**WRITTEN INSTRUCTION:**
Give the count of lines that include the string "true". Add nothing to it.

**RECORDS SHOWN:**
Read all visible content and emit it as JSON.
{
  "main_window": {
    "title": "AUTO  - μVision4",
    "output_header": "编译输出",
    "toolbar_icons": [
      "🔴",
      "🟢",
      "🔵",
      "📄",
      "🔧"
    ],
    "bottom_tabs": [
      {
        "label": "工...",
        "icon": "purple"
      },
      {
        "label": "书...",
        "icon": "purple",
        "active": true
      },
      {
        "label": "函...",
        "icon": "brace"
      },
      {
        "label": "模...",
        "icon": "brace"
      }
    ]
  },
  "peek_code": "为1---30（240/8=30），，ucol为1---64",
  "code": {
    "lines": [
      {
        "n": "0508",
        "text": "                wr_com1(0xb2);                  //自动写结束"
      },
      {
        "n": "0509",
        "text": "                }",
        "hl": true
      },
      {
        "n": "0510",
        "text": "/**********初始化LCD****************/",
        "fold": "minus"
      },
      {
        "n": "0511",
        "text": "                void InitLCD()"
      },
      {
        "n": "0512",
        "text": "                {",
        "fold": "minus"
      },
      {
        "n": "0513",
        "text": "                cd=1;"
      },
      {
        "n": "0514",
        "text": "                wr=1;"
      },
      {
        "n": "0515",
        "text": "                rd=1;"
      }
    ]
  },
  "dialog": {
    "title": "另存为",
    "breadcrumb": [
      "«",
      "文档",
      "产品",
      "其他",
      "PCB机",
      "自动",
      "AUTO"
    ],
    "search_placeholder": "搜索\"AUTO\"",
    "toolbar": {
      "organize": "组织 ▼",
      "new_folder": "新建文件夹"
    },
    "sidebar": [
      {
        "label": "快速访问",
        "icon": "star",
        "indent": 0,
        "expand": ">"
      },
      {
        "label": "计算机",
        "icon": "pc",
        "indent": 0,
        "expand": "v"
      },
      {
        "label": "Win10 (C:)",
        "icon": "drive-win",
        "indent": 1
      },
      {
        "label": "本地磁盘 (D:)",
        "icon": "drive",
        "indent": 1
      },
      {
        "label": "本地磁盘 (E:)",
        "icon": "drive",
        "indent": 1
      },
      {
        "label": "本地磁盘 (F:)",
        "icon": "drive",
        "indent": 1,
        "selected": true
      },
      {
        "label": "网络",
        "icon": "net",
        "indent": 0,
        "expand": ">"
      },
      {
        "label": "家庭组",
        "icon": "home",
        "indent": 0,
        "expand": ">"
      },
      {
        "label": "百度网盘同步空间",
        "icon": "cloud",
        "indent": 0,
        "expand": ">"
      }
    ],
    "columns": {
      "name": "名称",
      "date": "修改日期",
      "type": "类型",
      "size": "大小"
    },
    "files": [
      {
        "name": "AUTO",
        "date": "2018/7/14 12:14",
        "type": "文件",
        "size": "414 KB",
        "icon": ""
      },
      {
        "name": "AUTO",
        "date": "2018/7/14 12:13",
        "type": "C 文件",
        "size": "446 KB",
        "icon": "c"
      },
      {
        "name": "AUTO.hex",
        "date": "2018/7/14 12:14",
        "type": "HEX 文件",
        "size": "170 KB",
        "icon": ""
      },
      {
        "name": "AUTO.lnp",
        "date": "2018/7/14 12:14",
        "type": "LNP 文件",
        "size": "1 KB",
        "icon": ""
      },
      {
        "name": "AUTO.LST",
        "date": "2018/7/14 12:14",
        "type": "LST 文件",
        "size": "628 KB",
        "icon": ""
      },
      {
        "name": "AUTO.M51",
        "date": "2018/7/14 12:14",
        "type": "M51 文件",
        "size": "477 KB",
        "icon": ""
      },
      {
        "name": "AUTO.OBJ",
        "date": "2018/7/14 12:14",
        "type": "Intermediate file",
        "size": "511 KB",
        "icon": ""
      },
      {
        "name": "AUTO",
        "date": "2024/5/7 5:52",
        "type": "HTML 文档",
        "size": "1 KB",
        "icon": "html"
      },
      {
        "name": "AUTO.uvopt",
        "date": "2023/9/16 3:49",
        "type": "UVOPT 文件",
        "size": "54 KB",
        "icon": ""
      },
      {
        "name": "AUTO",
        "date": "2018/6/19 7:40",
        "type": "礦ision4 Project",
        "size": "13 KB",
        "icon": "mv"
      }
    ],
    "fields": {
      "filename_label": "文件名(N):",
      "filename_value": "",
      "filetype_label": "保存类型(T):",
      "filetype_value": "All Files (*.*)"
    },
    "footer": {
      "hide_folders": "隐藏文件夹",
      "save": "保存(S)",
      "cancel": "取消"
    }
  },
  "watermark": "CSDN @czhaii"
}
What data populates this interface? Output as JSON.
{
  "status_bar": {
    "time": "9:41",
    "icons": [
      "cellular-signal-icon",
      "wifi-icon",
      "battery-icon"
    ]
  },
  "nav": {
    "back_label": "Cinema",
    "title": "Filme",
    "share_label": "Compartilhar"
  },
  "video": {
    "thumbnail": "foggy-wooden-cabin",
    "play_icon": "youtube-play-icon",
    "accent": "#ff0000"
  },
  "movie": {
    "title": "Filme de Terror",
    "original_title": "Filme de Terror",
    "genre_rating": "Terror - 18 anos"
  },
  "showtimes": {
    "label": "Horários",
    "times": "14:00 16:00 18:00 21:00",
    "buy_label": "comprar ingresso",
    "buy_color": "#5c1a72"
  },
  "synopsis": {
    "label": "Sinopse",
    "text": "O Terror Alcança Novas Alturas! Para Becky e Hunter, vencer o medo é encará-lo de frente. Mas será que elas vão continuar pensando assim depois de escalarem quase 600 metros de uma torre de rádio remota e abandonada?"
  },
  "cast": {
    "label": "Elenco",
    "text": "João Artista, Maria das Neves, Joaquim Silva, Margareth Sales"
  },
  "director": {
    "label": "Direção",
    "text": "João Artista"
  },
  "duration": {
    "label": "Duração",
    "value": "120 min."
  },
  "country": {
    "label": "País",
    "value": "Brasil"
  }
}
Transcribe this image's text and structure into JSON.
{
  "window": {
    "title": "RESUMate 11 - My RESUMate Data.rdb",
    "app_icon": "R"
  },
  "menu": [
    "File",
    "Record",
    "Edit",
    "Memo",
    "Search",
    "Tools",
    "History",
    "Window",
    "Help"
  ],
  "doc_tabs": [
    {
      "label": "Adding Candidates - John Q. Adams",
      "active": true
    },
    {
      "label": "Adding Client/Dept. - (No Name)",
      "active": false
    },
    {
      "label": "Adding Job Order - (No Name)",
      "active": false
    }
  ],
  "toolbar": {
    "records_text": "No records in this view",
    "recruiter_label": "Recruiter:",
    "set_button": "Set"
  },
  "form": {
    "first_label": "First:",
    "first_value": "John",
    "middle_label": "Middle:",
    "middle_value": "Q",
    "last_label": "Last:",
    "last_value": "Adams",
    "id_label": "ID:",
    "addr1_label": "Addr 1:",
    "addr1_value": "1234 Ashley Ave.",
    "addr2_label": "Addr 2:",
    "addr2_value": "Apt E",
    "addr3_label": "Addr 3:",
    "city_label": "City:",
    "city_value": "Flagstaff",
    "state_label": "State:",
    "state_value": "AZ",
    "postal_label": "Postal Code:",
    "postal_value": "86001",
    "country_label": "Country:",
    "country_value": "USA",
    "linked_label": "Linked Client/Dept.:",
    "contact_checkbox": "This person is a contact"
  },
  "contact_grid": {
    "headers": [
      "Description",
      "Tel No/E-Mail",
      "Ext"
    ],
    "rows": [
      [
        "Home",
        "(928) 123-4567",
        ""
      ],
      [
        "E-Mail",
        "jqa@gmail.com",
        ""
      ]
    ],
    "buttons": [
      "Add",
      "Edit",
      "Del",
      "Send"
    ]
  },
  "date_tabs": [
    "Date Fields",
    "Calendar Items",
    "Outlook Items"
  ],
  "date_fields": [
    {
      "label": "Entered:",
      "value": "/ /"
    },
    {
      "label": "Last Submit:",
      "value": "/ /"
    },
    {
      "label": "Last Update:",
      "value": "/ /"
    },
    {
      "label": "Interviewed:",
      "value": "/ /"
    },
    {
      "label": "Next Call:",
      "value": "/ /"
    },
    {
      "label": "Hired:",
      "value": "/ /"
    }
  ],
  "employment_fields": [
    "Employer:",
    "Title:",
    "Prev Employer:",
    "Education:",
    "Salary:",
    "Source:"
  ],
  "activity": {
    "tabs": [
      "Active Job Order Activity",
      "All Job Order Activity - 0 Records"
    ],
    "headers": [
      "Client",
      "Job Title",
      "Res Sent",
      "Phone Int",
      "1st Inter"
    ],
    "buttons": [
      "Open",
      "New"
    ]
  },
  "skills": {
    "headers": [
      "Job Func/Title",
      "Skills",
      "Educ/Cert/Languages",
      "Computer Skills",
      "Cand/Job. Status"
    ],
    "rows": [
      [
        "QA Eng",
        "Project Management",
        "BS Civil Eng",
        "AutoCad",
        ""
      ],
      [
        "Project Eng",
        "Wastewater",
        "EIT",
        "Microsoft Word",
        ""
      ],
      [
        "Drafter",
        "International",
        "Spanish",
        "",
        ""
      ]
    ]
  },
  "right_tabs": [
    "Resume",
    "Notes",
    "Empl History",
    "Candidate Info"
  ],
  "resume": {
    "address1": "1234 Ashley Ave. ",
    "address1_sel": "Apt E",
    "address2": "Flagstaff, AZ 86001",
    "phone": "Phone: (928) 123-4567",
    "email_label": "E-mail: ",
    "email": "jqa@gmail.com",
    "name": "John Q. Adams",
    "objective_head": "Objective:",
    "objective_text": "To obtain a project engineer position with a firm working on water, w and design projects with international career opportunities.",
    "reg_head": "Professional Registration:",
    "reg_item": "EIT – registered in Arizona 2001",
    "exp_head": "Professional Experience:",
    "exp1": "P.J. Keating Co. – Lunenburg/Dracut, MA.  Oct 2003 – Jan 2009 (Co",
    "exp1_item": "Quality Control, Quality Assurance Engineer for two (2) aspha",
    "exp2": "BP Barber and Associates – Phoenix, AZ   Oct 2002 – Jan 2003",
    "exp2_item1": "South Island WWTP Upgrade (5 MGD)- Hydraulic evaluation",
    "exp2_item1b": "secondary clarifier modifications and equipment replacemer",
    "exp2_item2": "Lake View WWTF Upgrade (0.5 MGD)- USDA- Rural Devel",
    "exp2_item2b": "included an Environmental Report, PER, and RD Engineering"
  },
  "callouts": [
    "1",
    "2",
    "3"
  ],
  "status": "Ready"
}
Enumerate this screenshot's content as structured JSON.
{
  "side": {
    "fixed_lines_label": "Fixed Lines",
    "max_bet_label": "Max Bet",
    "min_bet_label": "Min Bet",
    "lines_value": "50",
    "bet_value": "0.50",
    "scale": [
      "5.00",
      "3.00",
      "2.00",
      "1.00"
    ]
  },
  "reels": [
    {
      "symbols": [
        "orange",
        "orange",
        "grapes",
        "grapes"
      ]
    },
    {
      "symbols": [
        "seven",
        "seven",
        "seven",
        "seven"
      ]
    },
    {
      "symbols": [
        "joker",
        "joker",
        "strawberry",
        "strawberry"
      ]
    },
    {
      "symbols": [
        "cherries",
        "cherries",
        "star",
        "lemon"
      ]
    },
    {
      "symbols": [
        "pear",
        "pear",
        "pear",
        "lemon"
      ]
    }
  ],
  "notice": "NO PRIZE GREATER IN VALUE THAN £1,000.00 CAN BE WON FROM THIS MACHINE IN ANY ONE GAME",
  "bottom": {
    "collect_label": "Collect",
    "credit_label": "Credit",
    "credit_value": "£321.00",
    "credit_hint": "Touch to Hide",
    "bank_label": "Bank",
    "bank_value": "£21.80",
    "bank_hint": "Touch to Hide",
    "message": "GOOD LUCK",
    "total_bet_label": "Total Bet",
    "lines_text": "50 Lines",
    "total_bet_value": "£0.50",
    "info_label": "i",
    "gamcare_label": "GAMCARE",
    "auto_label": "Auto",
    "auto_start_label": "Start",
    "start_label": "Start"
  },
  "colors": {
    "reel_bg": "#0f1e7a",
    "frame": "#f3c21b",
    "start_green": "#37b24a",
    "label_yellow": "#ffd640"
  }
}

**THE RESPONSE:**
4